## EXERCISE INSTRUCTIONS
Make an exact copy of the entries, and keep any pictures out of it.

Dataset records on visual material:
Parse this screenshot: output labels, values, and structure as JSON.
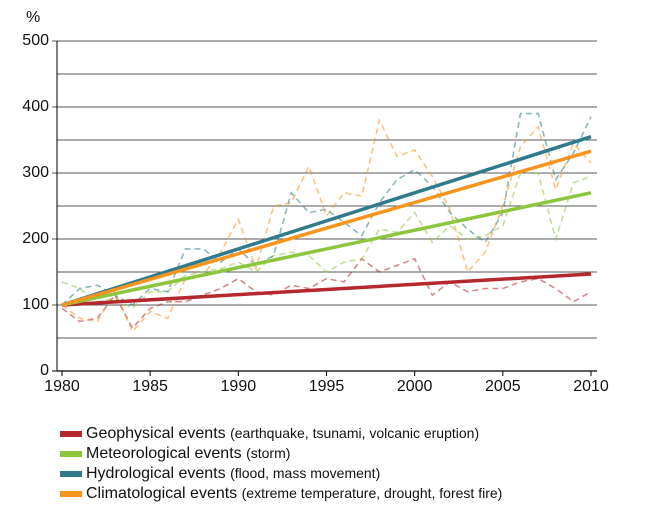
{
  "chart_data": {
    "type": "line",
    "y_label": "%",
    "xlim": [
      1980,
      2010
    ],
    "xticks": [
      1980,
      1985,
      1990,
      1995,
      2000,
      2005,
      2010
    ],
    "ylim": [
      0,
      500
    ],
    "yticks": [
      0,
      100,
      200,
      300,
      400,
      500
    ],
    "minor_grid": [
      50,
      150,
      250,
      350,
      450
    ],
    "grid": true,
    "x": [
      1980,
      1981,
      1982,
      1983,
      1984,
      1985,
      1986,
      1987,
      1988,
      1989,
      1990,
      1991,
      1992,
      1993,
      1994,
      1995,
      1996,
      1997,
      1998,
      1999,
      2000,
      2001,
      2002,
      2003,
      2004,
      2005,
      2006,
      2007,
      2008,
      2009,
      2010
    ],
    "series": [
      {
        "name": "Geophysical events",
        "description": "(earthquake, tsunami, volcanic eruption)",
        "color": "#b5282e",
        "values": [
          95,
          75,
          80,
          115,
          65,
          95,
          105,
          105,
          115,
          125,
          140,
          120,
          115,
          130,
          125,
          140,
          135,
          170,
          150,
          160,
          170,
          115,
          135,
          120,
          125,
          125,
          135,
          140,
          125,
          105,
          120
        ],
        "trend_x": [
          1980,
          2010
        ],
        "trend": [
          100,
          147
        ]
      },
      {
        "name": "Meteorological events",
        "description": "(storm)",
        "color": "#8cc63f",
        "values": [
          135,
          125,
          105,
          110,
          95,
          120,
          120,
          145,
          150,
          155,
          165,
          150,
          175,
          180,
          175,
          150,
          165,
          170,
          215,
          210,
          240,
          195,
          220,
          200,
          205,
          220,
          300,
          300,
          200,
          285,
          295
        ],
        "trend_x": [
          1980,
          2010
        ],
        "trend": [
          100,
          270
        ]
      },
      {
        "name": "Hydrological events",
        "description": "(flood, mass movement)",
        "color": "#2f7b8c",
        "values": [
          100,
          125,
          130,
          115,
          100,
          125,
          120,
          185,
          185,
          165,
          185,
          160,
          175,
          270,
          240,
          245,
          225,
          205,
          255,
          290,
          305,
          280,
          240,
          215,
          195,
          240,
          390,
          390,
          290,
          330,
          385
        ],
        "trend_x": [
          1980,
          2010
        ],
        "trend": [
          100,
          355
        ]
      },
      {
        "name": "Climatological events",
        "description": "(extreme temperature, drought, forest fire)",
        "color": "#f7941d",
        "values": [
          100,
          80,
          75,
          120,
          60,
          90,
          80,
          140,
          145,
          180,
          230,
          155,
          250,
          255,
          310,
          235,
          270,
          265,
          380,
          325,
          335,
          295,
          245,
          150,
          180,
          250,
          340,
          370,
          275,
          345,
          315
        ],
        "trend_x": [
          1980,
          2010
        ],
        "trend": [
          100,
          333
        ]
      }
    ]
  }
}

## TASK RESULT
Parse this screenshot: output labels, values, and structure as JSON.
{
  "chart_data": {
    "type": "line",
    "y_label": "%",
    "xlim": [
      1980,
      2010
    ],
    "xticks": [
      1980,
      1985,
      1990,
      1995,
      2000,
      2005,
      2010
    ],
    "ylim": [
      0,
      500
    ],
    "yticks": [
      0,
      100,
      200,
      300,
      400,
      500
    ],
    "minor_grid": [
      50,
      150,
      250,
      350,
      450
    ],
    "grid": true,
    "x": [
      1980,
      1981,
      1982,
      1983,
      1984,
      1985,
      1986,
      1987,
      1988,
      1989,
      1990,
      1991,
      1992,
      1993,
      1994,
      1995,
      1996,
      1997,
      1998,
      1999,
      2000,
      2001,
      2002,
      2003,
      2004,
      2005,
      2006,
      2007,
      2008,
      2009,
      2010
    ],
    "series": [
      {
        "name": "Geophysical events",
        "description": "(earthquake, tsunami, volcanic eruption)",
        "color": "#b5282e",
        "values": [
          95,
          75,
          80,
          115,
          65,
          95,
          105,
          105,
          115,
          125,
          140,
          120,
          115,
          130,
          125,
          140,
          135,
          170,
          150,
          160,
          170,
          115,
          135,
          120,
          125,
          125,
          135,
          140,
          125,
          105,
          120
        ],
        "trend_x": [
          1980,
          2010
        ],
        "trend": [
          100,
          147
        ]
      },
      {
        "name": "Meteorological events",
        "description": "(storm)",
        "color": "#8cc63f",
        "values": [
          135,
          125,
          105,
          110,
          95,
          120,
          120,
          145,
          150,
          155,
          165,
          150,
          175,
          180,
          175,
          150,
          165,
          170,
          215,
          210,
          240,
          195,
          220,
          200,
          205,
          220,
          300,
          300,
          200,
          285,
          295
        ],
        "trend_x": [
          1980,
          2010
        ],
        "trend": [
          100,
          270
        ]
      },
      {
        "name": "Hydrological events",
        "description": "(flood, mass movement)",
        "color": "#2f7b8c",
        "values": [
          100,
          125,
          130,
          115,
          100,
          125,
          120,
          185,
          185,
          165,
          185,
          160,
          175,
          270,
          240,
          245,
          225,
          205,
          255,
          290,
          305,
          280,
          240,
          215,
          195,
          240,
          390,
          390,
          290,
          330,
          385
        ],
        "trend_x": [
          1980,
          2010
        ],
        "trend": [
          100,
          355
        ]
      },
      {
        "name": "Climatological events",
        "description": "(extreme temperature, drought, forest fire)",
        "color": "#f7941d",
        "values": [
          100,
          80,
          75,
          120,
          60,
          90,
          80,
          140,
          145,
          180,
          230,
          155,
          250,
          255,
          310,
          235,
          270,
          265,
          380,
          325,
          335,
          295,
          245,
          150,
          180,
          250,
          340,
          370,
          275,
          345,
          315
        ],
        "trend_x": [
          1980,
          2010
        ],
        "trend": [
          100,
          333
        ]
      }
    ]
  }
}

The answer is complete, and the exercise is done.